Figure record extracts

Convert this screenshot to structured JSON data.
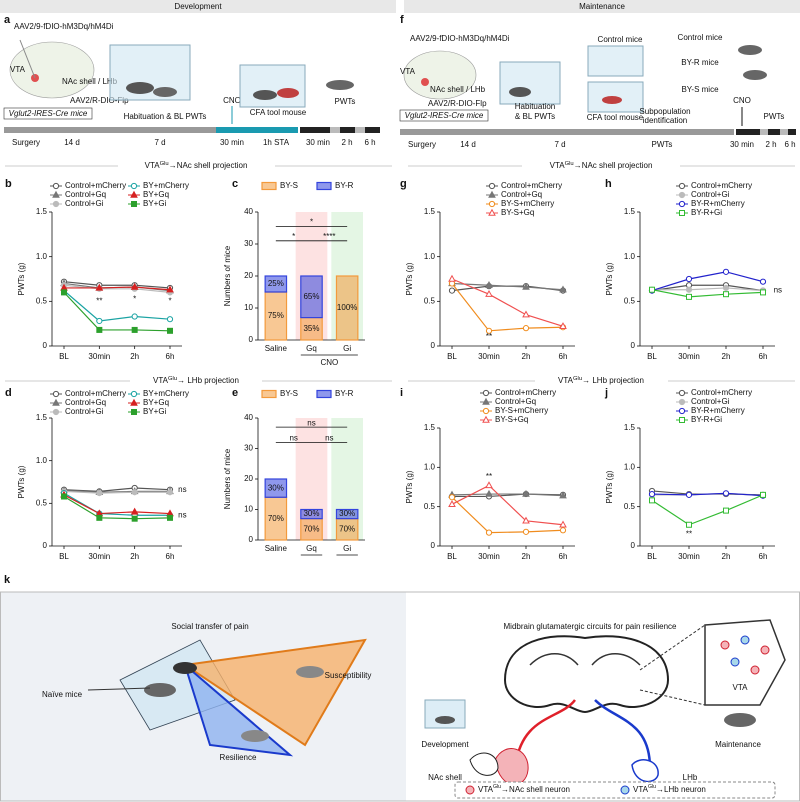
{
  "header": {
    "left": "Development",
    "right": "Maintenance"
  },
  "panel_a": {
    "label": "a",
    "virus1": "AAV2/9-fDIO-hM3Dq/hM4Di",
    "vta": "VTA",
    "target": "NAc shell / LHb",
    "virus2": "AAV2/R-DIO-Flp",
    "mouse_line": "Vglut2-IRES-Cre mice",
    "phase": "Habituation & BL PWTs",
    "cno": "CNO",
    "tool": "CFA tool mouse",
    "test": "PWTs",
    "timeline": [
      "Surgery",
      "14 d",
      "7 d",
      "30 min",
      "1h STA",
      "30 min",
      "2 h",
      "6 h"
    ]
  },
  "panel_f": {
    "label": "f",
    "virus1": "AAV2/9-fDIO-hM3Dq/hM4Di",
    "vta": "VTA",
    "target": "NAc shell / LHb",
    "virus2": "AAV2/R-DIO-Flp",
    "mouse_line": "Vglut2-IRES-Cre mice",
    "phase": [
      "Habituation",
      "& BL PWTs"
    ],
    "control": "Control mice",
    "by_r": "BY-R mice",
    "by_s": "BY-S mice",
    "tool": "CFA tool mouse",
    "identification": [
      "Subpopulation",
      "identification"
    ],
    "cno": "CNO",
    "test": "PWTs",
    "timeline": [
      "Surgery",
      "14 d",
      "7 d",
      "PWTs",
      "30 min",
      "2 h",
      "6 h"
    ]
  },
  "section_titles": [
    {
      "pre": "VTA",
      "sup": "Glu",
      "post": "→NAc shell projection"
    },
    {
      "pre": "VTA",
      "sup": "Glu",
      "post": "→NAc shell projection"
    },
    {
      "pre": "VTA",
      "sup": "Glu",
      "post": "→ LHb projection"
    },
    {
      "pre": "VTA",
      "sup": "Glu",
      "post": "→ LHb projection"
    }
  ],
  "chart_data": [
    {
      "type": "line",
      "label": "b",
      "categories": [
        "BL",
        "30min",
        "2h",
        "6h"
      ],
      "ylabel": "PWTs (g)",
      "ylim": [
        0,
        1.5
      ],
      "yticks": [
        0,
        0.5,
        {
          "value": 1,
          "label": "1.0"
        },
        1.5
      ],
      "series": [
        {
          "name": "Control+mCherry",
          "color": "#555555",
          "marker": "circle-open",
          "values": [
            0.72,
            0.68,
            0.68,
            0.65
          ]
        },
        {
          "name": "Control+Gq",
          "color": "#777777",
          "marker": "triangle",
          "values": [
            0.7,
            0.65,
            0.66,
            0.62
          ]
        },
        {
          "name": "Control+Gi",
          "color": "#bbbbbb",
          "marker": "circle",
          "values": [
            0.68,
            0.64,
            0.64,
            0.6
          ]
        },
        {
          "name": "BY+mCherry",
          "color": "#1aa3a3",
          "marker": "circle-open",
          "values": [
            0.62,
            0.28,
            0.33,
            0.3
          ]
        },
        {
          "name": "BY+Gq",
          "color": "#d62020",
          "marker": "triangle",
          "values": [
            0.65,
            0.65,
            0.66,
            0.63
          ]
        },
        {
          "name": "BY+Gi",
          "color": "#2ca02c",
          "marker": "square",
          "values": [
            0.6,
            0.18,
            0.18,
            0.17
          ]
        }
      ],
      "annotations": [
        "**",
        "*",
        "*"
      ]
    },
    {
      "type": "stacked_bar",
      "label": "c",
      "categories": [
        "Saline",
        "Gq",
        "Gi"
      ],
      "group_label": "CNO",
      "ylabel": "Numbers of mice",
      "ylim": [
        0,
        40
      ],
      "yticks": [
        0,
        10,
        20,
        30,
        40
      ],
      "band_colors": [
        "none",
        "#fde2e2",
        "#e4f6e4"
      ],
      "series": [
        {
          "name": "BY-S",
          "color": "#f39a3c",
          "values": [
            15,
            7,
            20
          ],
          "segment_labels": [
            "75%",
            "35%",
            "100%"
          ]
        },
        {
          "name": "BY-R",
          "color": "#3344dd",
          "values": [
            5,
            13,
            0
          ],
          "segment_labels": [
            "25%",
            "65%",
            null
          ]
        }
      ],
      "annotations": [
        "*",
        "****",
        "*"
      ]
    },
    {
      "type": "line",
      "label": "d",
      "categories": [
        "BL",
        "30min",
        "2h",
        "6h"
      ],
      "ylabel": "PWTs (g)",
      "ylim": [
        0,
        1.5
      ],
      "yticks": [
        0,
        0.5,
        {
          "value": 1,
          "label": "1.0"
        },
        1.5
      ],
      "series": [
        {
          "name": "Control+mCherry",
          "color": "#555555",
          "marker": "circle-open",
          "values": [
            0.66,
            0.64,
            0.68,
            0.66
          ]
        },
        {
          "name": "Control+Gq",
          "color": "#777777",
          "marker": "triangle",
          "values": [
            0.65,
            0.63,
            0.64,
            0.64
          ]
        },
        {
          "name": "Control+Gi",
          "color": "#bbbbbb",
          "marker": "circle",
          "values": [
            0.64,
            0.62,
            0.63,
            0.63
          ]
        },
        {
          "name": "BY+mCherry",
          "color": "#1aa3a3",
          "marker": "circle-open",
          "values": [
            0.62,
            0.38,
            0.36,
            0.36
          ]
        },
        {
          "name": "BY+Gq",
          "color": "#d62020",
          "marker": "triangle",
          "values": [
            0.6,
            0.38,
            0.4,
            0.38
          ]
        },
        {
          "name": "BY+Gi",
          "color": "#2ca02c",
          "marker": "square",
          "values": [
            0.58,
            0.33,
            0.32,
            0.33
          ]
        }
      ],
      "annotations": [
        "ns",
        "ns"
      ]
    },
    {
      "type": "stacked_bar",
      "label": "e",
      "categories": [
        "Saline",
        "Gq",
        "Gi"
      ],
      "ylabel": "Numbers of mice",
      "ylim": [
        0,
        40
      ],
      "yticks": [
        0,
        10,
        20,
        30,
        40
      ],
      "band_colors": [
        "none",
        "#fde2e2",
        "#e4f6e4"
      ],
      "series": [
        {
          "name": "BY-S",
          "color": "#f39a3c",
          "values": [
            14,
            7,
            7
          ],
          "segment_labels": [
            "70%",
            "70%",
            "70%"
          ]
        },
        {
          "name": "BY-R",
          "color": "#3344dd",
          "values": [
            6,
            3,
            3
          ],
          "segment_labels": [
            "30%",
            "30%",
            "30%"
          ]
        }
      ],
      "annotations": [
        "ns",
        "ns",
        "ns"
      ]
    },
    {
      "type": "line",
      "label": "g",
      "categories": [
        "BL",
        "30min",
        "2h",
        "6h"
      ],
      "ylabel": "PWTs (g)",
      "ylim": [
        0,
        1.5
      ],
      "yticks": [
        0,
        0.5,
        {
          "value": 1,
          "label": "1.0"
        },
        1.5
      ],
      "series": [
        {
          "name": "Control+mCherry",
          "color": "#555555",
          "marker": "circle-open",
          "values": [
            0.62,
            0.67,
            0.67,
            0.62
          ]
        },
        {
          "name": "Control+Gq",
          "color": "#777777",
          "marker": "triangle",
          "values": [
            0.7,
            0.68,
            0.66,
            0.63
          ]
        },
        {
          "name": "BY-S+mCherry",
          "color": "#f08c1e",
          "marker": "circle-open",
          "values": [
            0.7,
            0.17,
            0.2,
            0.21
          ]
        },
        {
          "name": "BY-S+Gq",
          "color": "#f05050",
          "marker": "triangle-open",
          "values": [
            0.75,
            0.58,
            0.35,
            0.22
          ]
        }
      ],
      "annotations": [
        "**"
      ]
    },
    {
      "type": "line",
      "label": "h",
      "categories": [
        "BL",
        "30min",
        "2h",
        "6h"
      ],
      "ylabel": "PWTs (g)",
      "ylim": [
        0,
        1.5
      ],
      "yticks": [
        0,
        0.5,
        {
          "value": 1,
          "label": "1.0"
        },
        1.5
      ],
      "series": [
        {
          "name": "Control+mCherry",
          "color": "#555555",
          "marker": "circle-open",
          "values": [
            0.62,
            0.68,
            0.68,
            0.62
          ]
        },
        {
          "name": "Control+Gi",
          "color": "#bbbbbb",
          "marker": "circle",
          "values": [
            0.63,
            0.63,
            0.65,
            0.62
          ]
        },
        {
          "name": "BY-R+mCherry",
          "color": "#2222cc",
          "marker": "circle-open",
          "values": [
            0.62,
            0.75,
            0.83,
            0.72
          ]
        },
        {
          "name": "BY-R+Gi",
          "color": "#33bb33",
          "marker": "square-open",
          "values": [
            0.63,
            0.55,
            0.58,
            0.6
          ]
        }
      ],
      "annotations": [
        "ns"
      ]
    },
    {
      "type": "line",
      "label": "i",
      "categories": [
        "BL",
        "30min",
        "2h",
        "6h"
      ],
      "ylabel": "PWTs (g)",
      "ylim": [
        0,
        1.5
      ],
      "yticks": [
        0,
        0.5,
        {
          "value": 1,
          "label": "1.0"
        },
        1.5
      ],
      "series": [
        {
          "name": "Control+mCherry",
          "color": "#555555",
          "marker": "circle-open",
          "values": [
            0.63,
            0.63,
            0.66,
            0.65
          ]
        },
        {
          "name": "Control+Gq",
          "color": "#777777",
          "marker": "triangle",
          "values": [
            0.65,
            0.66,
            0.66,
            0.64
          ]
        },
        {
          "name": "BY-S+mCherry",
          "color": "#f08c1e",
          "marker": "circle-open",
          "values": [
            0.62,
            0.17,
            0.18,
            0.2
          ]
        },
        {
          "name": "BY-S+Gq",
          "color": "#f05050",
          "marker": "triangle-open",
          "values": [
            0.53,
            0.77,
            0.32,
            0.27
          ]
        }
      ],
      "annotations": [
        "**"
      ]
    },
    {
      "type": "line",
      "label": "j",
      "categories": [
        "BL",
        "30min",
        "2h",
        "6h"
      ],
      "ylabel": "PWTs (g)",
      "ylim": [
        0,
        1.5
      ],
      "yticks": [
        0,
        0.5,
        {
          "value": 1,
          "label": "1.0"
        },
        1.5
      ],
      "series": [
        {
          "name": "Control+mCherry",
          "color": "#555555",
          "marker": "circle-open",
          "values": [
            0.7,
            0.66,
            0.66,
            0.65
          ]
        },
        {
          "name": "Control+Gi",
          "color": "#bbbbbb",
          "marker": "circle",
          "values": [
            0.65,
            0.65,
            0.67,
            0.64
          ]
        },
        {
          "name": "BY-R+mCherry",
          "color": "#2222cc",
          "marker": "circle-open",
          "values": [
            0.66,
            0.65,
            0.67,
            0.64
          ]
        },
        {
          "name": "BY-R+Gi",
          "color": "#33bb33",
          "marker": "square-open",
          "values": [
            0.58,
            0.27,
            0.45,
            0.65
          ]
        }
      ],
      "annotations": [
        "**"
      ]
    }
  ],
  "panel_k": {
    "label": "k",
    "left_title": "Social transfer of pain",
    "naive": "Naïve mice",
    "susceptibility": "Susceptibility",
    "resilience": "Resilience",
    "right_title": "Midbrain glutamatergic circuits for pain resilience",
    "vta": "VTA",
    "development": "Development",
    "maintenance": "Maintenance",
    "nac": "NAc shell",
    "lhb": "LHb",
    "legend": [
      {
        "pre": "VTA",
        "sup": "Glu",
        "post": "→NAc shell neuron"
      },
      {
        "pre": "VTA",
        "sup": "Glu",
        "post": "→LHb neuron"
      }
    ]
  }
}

Exercise directions: In the entries above, which lines hold the string "Development"? Report all of them.

Reply:
    "left": "Development",
    "development": "Development",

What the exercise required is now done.